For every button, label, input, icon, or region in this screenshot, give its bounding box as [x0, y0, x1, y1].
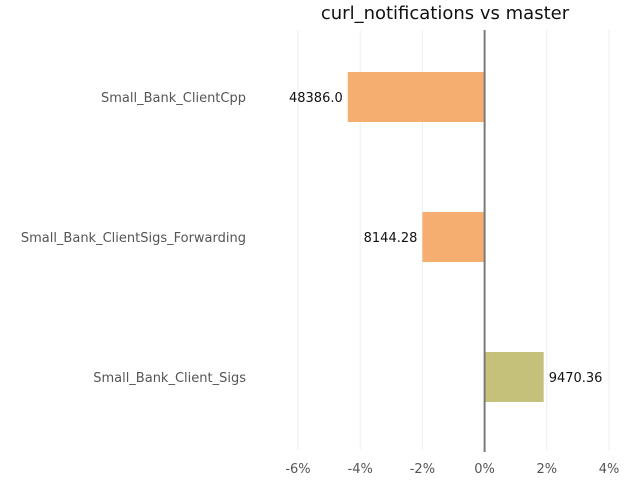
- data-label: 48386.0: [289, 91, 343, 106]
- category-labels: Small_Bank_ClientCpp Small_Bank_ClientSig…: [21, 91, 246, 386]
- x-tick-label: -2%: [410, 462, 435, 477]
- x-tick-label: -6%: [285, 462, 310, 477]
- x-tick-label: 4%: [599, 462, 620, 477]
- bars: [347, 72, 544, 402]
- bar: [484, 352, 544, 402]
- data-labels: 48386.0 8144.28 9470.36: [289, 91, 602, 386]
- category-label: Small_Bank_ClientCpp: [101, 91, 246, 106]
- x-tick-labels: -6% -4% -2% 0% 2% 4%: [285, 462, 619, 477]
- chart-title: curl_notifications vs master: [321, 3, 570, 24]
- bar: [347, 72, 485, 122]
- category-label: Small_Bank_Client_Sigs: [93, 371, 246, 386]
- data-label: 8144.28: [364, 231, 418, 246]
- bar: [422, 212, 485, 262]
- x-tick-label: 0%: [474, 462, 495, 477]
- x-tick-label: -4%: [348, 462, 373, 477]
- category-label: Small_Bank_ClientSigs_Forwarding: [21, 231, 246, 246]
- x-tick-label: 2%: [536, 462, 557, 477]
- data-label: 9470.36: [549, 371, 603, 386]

» DIRECTION:
Copy the material above with "screenshot" switched to "chart image" and nothing else changed. Leave out the pictures.

» RESPONSE TO THE TASK:
For every button, label, input, icon, or region in this chart image, give its bounding box as [x0, y0, x1, y1].
- data-label: 48386.0: [289, 91, 343, 106]
- category-labels: Small_Bank_ClientCpp Small_Bank_ClientSig…: [21, 91, 246, 386]
- x-tick-label: -2%: [410, 462, 435, 477]
- x-tick-label: -6%: [285, 462, 310, 477]
- x-tick-label: 4%: [599, 462, 620, 477]
- bars: [347, 72, 544, 402]
- bar: [484, 352, 544, 402]
- data-labels: 48386.0 8144.28 9470.36: [289, 91, 602, 386]
- category-label: Small_Bank_ClientCpp: [101, 91, 246, 106]
- x-tick-labels: -6% -4% -2% 0% 2% 4%: [285, 462, 619, 477]
- chart-title: curl_notifications vs master: [321, 3, 570, 24]
- bar: [347, 72, 485, 122]
- category-label: Small_Bank_Client_Sigs: [93, 371, 246, 386]
- data-label: 8144.28: [364, 231, 418, 246]
- bar: [422, 212, 485, 262]
- x-tick-label: 0%: [474, 462, 495, 477]
- x-tick-label: -4%: [348, 462, 373, 477]
- category-label: Small_Bank_ClientSigs_Forwarding: [21, 231, 246, 246]
- x-tick-label: 2%: [536, 462, 557, 477]
- data-label: 9470.36: [549, 371, 603, 386]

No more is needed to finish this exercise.